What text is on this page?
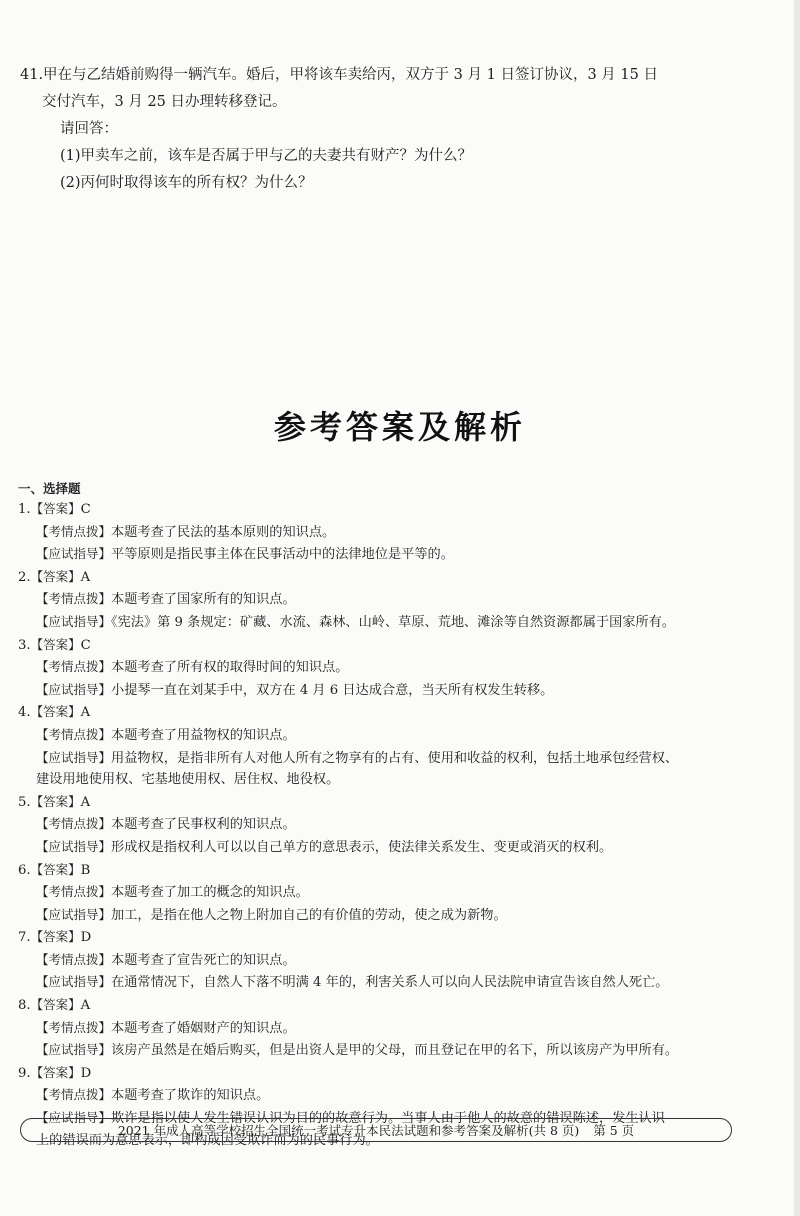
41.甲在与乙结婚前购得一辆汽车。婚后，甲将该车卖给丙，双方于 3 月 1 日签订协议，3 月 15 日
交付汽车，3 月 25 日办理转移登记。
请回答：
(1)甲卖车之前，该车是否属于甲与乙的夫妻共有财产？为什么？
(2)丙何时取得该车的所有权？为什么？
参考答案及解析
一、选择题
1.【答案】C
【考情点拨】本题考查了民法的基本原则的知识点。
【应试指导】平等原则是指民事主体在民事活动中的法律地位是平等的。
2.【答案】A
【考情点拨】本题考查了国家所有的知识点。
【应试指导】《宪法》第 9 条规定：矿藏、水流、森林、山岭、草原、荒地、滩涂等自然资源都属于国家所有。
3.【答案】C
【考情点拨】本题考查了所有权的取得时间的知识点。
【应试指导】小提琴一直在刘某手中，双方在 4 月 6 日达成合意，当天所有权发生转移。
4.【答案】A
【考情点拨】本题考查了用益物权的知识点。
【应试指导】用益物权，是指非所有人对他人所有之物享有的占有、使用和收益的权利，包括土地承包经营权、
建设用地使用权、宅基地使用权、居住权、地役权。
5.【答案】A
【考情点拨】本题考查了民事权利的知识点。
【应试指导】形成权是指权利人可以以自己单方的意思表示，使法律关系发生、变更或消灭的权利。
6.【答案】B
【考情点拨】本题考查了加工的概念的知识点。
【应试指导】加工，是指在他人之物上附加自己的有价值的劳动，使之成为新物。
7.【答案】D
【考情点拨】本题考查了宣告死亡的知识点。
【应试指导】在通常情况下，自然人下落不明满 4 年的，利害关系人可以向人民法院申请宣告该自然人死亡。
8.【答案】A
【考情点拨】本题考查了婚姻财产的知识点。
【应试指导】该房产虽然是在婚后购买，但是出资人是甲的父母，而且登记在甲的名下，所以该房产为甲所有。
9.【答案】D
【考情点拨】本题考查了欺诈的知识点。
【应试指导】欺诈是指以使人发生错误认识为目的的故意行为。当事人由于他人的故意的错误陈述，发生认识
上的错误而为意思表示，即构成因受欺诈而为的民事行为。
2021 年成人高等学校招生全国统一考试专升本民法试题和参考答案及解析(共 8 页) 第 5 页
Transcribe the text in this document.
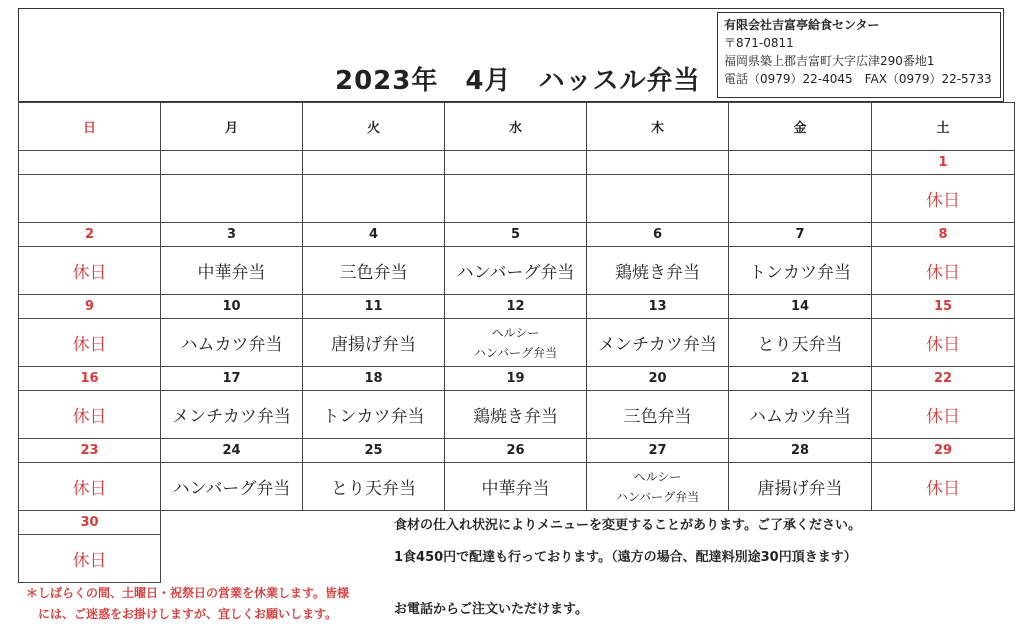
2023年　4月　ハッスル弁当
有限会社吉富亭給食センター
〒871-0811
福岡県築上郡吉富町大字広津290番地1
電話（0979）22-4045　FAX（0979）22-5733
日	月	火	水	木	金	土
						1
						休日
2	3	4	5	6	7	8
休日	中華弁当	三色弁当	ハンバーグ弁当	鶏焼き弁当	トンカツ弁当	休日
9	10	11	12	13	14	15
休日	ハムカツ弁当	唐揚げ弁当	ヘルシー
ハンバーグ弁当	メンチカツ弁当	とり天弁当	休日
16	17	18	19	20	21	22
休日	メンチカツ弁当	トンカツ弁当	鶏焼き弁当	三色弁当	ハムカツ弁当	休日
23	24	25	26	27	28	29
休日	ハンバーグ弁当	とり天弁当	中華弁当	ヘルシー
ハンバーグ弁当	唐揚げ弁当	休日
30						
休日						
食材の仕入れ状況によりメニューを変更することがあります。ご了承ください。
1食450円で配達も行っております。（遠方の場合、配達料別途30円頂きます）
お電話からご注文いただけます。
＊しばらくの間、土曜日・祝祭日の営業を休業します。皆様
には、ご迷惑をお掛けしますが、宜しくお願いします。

#####

Report the count of lines in the entries that contain the string "中華弁当", and nothing besides it.

2